▶ **TEXTO PROPORCIONADO**
+-------+
Diana López-Pinel al Chicle: «Mírame a los ojos, mírame a los ojos»

La madre de Diana Quer interpeló en varias ocasiones al presunto asesino de su hija

Momento de la declaración de la madre de la joven
Momento de la declaración de la madre de la joven
J. R.
Santiago / La Voz

Ni en la primera sesión del juicio por el crimen de Diana Quer quedó olvidada la batalla entre Diana López-Pinel y su exmarido, Juan Carlos Quer. La madre de la joven fallecida, que llegó a encararse en dos ocasiones con el autor confeso de la muerte de su hija, protagonizó también la polémica de la mañana a su llegada a la sede santiaguesa de la Audiencia Provincial de A Coruña.

Minutos antes de que comenzara la sesión, López-Pinel, que acudía como testigo, abandonó el edificio afirmando que se negaba a estar dos horas sentada al lado de Juan Carlos Quer. La batalla entre ambos se recrudeció de nuevo a principios de octubre, cuando la mujer denunció a su exmarido por una supuesta agresión en un garaje de Madrid. El padre de Diana replicó con una querella por injurias y calumnias, que su exmujer respondió en los juzgados de Padrón a principios de este mes con otra denuncia por violencia contra la mujer.

Tampoco evitó López-Pinel la polémica al comenzar con su testimonio, al asegurar al magistrado que no había tenido acceso al sumario. A partir de ahí, la madre de Diana Quer se centró en las preguntas de Fiscalía y de la acusación particular. Sobre lo ocurrido aquel fatídico 22 de agosto, afirmó que «sabía que algo malo había pasado». Al no encontrar a su hija en casa «perdí el norte, no era normal».

 «No me morí de pena de milagro»

Momento emotivo

López-Pinel no pudo evitar el llanto cuando comenzó a describir a su hija. «Diana era bondadosa, buena, miedosa, precavida. Era un ángel», afirmó antes de romper a llorar. Fue a la pregunta de si era una mujer frágil cuando se dirigió por primera vez a Abuín Gey: «Lo sabrá su asesino, digo yo ¿verdad, Chiquilín?».

Tras recuperar la calma, reconoció que, al igual que su hija Valeria, ella también había sufrido depresión: «Todo el mundo que tiene hijos debería entender que es la peor situación que se le puede presentar a una madre. No me morí de pena de milagro».

«(Si era frágil) lo sabrá su asesino, digo yo ¿verdad, Chiquilín? »

Con una última explicación del trayecto que recorrían para llegar a casa cerró Diana López-Pinel su testimonio. Antes de que el Chicle abandonara la sala se dirigió a él con una última frase: «Mírame a los ojos, mírame a los ojos».
+-------+
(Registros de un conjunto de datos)
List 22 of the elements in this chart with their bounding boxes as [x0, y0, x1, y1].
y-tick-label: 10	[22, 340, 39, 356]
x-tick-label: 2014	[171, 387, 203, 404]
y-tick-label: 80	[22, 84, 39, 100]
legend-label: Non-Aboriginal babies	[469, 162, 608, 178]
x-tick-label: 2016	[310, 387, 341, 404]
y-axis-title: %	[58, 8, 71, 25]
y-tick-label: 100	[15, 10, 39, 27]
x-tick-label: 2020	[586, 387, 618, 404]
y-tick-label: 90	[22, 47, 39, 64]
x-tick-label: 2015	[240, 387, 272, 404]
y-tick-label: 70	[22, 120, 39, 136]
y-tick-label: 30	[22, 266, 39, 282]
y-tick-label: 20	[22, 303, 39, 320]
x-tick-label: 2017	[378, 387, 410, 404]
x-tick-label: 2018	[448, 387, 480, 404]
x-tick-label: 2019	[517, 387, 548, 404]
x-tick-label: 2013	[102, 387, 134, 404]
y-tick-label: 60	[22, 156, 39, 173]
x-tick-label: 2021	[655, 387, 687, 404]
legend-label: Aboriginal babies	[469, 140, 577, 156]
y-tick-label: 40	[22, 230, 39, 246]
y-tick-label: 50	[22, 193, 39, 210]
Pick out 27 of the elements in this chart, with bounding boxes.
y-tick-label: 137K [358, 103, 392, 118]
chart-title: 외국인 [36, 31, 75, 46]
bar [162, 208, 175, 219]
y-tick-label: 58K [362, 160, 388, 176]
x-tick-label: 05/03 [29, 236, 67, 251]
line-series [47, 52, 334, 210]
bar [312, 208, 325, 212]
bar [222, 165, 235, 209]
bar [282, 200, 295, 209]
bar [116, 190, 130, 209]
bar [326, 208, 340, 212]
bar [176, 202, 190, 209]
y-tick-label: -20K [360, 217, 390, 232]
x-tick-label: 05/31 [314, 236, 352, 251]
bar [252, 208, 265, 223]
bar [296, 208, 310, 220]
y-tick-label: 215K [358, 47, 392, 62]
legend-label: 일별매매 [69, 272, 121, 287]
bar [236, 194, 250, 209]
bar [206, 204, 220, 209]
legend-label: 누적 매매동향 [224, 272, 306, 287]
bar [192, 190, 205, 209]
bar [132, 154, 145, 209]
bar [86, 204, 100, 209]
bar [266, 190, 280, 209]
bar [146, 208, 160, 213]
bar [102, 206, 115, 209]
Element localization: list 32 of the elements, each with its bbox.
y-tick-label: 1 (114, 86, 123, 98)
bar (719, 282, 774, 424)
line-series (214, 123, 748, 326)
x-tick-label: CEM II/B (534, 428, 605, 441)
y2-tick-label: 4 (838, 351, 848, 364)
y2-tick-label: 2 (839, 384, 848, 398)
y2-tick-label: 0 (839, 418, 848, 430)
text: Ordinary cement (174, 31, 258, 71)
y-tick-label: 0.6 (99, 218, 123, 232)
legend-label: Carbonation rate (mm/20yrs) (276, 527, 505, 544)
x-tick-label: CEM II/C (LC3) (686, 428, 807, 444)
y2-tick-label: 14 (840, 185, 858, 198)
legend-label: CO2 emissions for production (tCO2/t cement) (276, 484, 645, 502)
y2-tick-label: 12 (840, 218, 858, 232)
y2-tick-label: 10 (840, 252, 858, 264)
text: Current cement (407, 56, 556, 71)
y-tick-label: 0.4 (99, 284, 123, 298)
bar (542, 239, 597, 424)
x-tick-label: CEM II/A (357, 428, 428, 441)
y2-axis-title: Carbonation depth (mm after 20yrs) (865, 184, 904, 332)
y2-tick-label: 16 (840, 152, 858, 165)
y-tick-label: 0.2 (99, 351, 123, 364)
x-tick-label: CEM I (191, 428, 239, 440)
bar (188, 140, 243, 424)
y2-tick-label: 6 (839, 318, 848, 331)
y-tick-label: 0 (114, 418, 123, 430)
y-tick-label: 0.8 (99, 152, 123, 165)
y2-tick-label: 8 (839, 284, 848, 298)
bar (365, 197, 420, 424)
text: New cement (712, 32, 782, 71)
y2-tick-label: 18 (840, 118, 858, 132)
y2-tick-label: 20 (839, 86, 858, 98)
+-------+
▶ **CONJUNTO DE TAREAS**
A) Transcribe de la crónica del juicio el pasaje que empieza por "Santiago / La" y continúa hasta "de A Coruña.".
B) Responde con datos de la crónica del juicio:
(i) ¿En qué ciudad estaba el garaje de la supuesta agresión que López-Pinel denunció?
(ii) ¿Qué fecha da la crónica para lo ocurrido aquel día "fatídico"?
(iii) ¿Qué hija de López-Pinel había sufrido depresión, igual que ella?

▶ **SOLUCIONES**
A)
Santiago / La Voz

Ni en la primera sesión del juicio por el crimen de Diana Quer quedó olvidada la batalla entre Diana López-Pinel y su exmarido, Juan Carlos Quer. La madre de la joven fallecida, que llegó a encararse en dos ocasiones con el autor confeso de la muerte de su hija, protagonizó también la polémica de la mañana a su llegada a la sede santiaguesa de la Audiencia Provincial de A Coruña.

B)
(i) Madrid.
(ii) El 22 de agosto.
(iii) Valeria.